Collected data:
=-=-=
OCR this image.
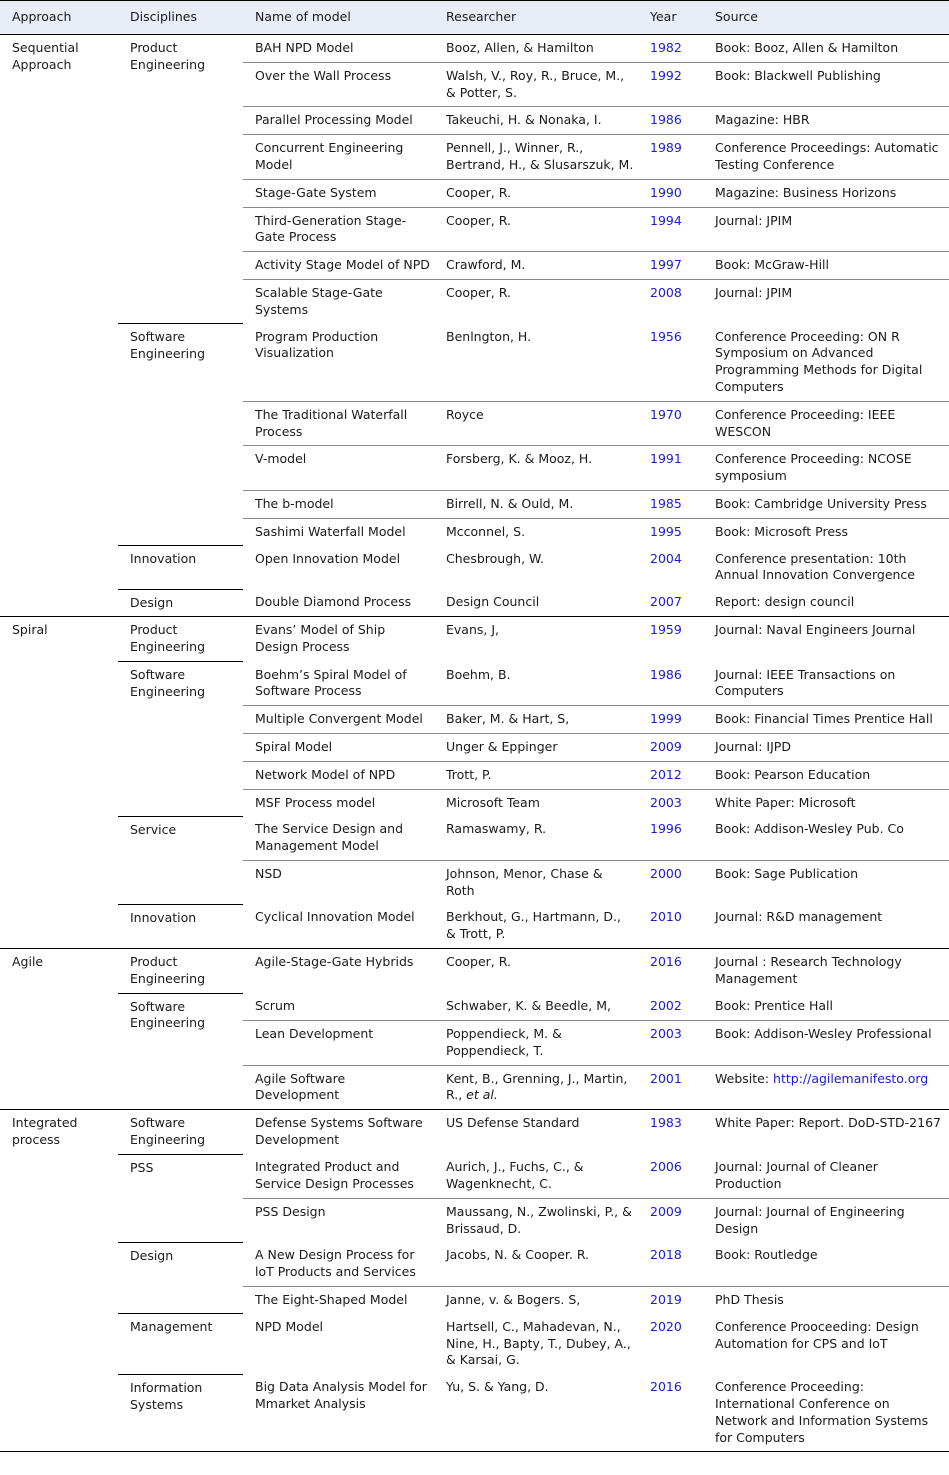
Approach	Disciplines	Name of model	Researcher	Year	Source
Sequential Approach	Product Engineering	BAH NPD Model	Booz, Allen, & Hamilton	1982	Book: Booz, Allen & Hamilton
		Over the Wall Process	Walsh, V., Roy, R., Bruce, M., & Potter, S.	1992	Book: Blackwell Publishing
		Parallel Processing Model	Takeuchi, H. & Nonaka, I.	1986	Magazine: HBR
		Concurrent Engineering Model	Pennell, J., Winner, R., Bertrand, H., & Slusarszuk, M.	1989	Conference Proceedings: Automatic Testing Conference
		Stage-Gate System	Cooper, R.	1990	Magazine: Business Horizons
		Third-Generation Stage-Gate Process	Cooper, R.	1994	Journal: JPIM
		Activity Stage Model of NPD	Crawford, M.	1997	Book: McGraw-Hill
		Scalable Stage-Gate Systems	Cooper, R.	2008	Journal: JPIM
	Software Engineering	Program Production Visualization	Benlngton, H.	1956	Conference Proceeding: ON R Symposium on Advanced Programming Methods for Digital Computers
		The Traditional Waterfall Process	Royce	1970	Conference Proceeding: IEEE WESCON
		V-model	Forsberg, K. & Mooz, H.	1991	Conference Proceeding: NCOSE symposium
		The b-model	Birrell, N. & Ould, M.	1985	Book: Cambridge University Press
		Sashimi Waterfall Model	Mcconnel, S.	1995	Book: Microsoft Press
	Innovation	Open Innovation Model	Chesbrough, W.	2004	Conference presentation: 10th Annual Innovation Convergence
	Design	Double Diamond Process	Design Council	2007	Report: design council
Spiral	Product Engineering	Evans’ Model of Ship Design Process	Evans, J,	1959	Journal: Naval Engineers Journal
	Software Engineering	Boehm’s Spiral Model of Software Process	Boehm, B.	1986	Journal: IEEE Transactions on Computers
		Multiple Convergent Model	Baker, M. & Hart, S,	1999	Book: Financial Times Prentice Hall
		Spiral Model	Unger & Eppinger	2009	Journal: IJPD
		Network Model of NPD	Trott, P.	2012	Book: Pearson Education
		MSF Process model	Microsoft Team	2003	White Paper: Microsoft
	Service	The Service Design and Management Model	Ramaswamy, R.	1996	Book: Addison-Wesley Pub. Co
		NSD	Johnson, Menor, Chase & Roth	2000	Book: Sage Publication
	Innovation	Cyclical Innovation Model	Berkhout, G., Hartmann, D., & Trott, P.	2010	Journal: R&D management
Agile	Product Engineering	Agile-Stage-Gate Hybrids	Cooper, R.	2016	Journal : Research Technology Management
	Software Engineering	Scrum	Schwaber, K. & Beedle, M,	2002	Book: Prentice Hall
		Lean Development	Poppendieck, M. & Poppendieck, T.	2003	Book: Addison-Wesley Professional
		Agile Software Development	Kent, B., Grenning, J., Martin, R., et al.	2001	Website: http://agilemanifesto.org
Integrated process	Software Engineering	Defense Systems Software Development	US Defense Standard	1983	White Paper: Report. DoD-STD-2167
	PSS	Integrated Product and Service Design Processes	Aurich, J., Fuchs, C., & Wagenknecht, C.	2006	Journal: Journal of Cleaner Production
		PSS Design	Maussang, N., Zwolinski, P., & Brissaud, D.	2009	Journal: Journal of Engineering Design
	Design	A New Design Process for loT Products and Services	Jacobs, N. & Cooper. R.	2018	Book: Routledge
		The Eight-Shaped Model	Janne, v. & Bogers. S,	2019	PhD Thesis
	Management	NPD Model	Hartsell, C., Mahadevan, N., Nine, H., Bapty, T., Dubey, A., & Karsai, G.	2020	Conference Prooceeding: Design Automation for CPS and IoT
	Information Systems	Big Data Analysis Model for Mmarket Analysis	Yu, S. & Yang, D.	2016	Conference Proceeding: International Conference on Network and Information Systems for Computers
=-=-=
### GOAL OF THE EXERCISE
Leaving out the pictures, repeat the data above exactly.

### RIGHT ANSWER
OCR this image.
Approach	Disciplines	Name of model	Researcher	Year	Source
Sequential Approach	Product Engineering	BAH NPD Model	Booz, Allen, & Hamilton	1982	Book: Booz, Allen & Hamilton
		Over the Wall Process	Walsh, V., Roy, R., Bruce, M., & Potter, S.	1992	Book: Blackwell Publishing
		Parallel Processing Model	Takeuchi, H. & Nonaka, I.	1986	Magazine: HBR
		Concurrent Engineering Model	Pennell, J., Winner, R., Bertrand, H., & Slusarszuk, M.	1989	Conference Proceedings: Automatic Testing Conference
		Stage-Gate System	Cooper, R.	1990	Magazine: Business Horizons
		Third-Generation Stage-Gate Process	Cooper, R.	1994	Journal: JPIM
		Activity Stage Model of NPD	Crawford, M.	1997	Book: McGraw-Hill
		Scalable Stage-Gate Systems	Cooper, R.	2008	Journal: JPIM
	Software Engineering	Program Production Visualization	Benlngton, H.	1956	Conference Proceeding: ON R Symposium on Advanced Programming Methods for Digital Computers
		The Traditional Waterfall Process	Royce	1970	Conference Proceeding: IEEE WESCON
		V-model	Forsberg, K. & Mooz, H.	1991	Conference Proceeding: NCOSE symposium
		The b-model	Birrell, N. & Ould, M.	1985	Book: Cambridge University Press
		Sashimi Waterfall Model	Mcconnel, S.	1995	Book: Microsoft Press
	Innovation	Open Innovation Model	Chesbrough, W.	2004	Conference presentation: 10th Annual Innovation Convergence
	Design	Double Diamond Process	Design Council	2007	Report: design council
Spiral	Product Engineering	Evans’ Model of Ship Design Process	Evans, J,	1959	Journal: Naval Engineers Journal
	Software Engineering	Boehm’s Spiral Model of Software Process	Boehm, B.	1986	Journal: IEEE Transactions on Computers
		Multiple Convergent Model	Baker, M. & Hart, S,	1999	Book: Financial Times Prentice Hall
		Spiral Model	Unger & Eppinger	2009	Journal: IJPD
		Network Model of NPD	Trott, P.	2012	Book: Pearson Education
		MSF Process model	Microsoft Team	2003	White Paper: Microsoft
	Service	The Service Design and Management Model	Ramaswamy, R.	1996	Book: Addison-Wesley Pub. Co
		NSD	Johnson, Menor, Chase & Roth	2000	Book: Sage Publication
	Innovation	Cyclical Innovation Model	Berkhout, G., Hartmann, D., & Trott, P.	2010	Journal: R&D management
Agile	Product Engineering	Agile-Stage-Gate Hybrids	Cooper, R.	2016	Journal : Research Technology Management
	Software Engineering	Scrum	Schwaber, K. & Beedle, M,	2002	Book: Prentice Hall
		Lean Development	Poppendieck, M. & Poppendieck, T.	2003	Book: Addison-Wesley Professional
		Agile Software Development	Kent, B., Grenning, J., Martin, R., et al.	2001	Website: http://agilemanifesto.org
Integrated process	Software Engineering	Defense Systems Software Development	US Defense Standard	1983	White Paper: Report. DoD-STD-2167
	PSS	Integrated Product and Service Design Processes	Aurich, J., Fuchs, C., & Wagenknecht, C.	2006	Journal: Journal of Cleaner Production
		PSS Design	Maussang, N., Zwolinski, P., & Brissaud, D.	2009	Journal: Journal of Engineering Design
	Design	A New Design Process for loT Products and Services	Jacobs, N. & Cooper. R.	2018	Book: Routledge
		The Eight-Shaped Model	Janne, v. & Bogers. S,	2019	PhD Thesis
	Management	NPD Model	Hartsell, C., Mahadevan, N., Nine, H., Bapty, T., Dubey, A., & Karsai, G.	2020	Conference Prooceeding: Design Automation for CPS and IoT
	Information Systems	Big Data Analysis Model for Mmarket Analysis	Yu, S. & Yang, D.	2016	Conference Proceeding: International Conference on Network and Information Systems for Computers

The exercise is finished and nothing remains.